(Items from a dataset)
++++++++
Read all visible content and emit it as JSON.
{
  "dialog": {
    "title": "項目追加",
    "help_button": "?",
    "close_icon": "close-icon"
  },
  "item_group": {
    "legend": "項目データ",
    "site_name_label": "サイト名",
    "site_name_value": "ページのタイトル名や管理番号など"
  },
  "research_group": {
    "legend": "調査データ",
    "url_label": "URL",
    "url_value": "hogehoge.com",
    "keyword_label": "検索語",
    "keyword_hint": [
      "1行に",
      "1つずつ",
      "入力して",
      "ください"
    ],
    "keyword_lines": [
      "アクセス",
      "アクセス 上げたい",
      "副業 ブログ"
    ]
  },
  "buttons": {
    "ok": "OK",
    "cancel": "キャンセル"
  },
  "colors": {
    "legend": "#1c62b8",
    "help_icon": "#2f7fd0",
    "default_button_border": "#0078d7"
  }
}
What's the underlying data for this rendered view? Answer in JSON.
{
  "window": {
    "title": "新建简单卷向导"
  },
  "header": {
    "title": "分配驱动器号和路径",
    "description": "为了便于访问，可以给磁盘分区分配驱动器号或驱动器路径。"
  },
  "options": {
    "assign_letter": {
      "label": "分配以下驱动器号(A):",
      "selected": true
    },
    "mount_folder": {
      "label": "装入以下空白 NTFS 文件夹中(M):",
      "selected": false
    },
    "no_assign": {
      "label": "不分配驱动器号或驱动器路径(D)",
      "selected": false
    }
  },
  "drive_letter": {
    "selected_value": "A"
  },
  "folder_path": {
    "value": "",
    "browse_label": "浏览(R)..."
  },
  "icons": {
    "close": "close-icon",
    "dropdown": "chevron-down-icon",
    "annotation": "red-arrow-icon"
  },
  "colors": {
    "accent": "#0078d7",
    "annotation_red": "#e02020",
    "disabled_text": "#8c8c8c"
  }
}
++++++++
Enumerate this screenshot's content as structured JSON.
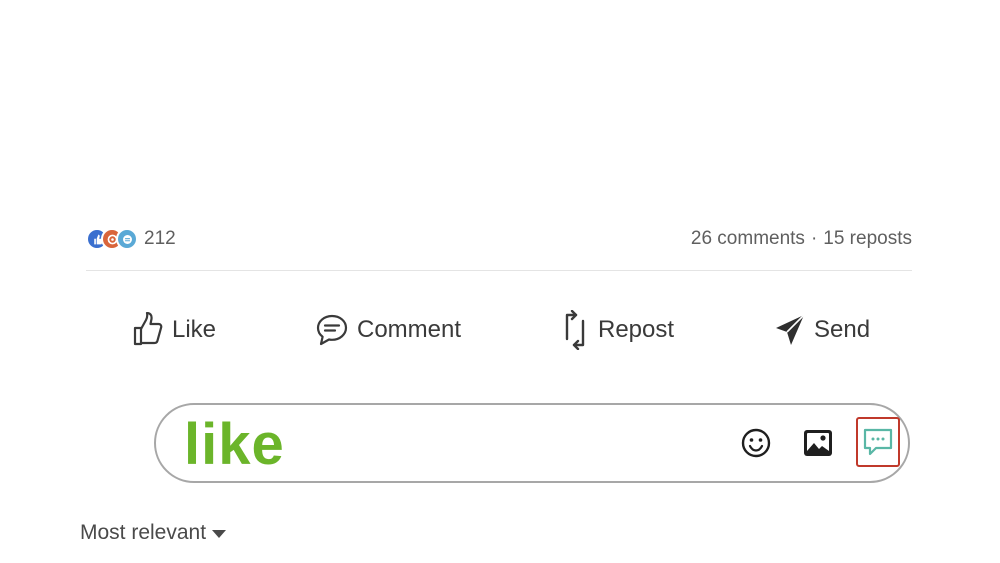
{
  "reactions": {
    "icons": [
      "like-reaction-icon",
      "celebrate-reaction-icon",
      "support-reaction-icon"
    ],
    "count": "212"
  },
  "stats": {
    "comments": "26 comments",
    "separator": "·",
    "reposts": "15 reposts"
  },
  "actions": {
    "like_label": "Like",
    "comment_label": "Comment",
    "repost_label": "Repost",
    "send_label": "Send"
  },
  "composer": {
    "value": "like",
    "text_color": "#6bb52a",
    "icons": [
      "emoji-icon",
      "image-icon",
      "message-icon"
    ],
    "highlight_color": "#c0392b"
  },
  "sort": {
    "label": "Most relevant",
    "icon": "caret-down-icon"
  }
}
++++++++
> What you have to do:
Where a line in the entries holds the word "legend", copy that line.

> Result below:
    "legend": "項目データ",
    "legend": "調査データ",
    "legend": "#1c62b8",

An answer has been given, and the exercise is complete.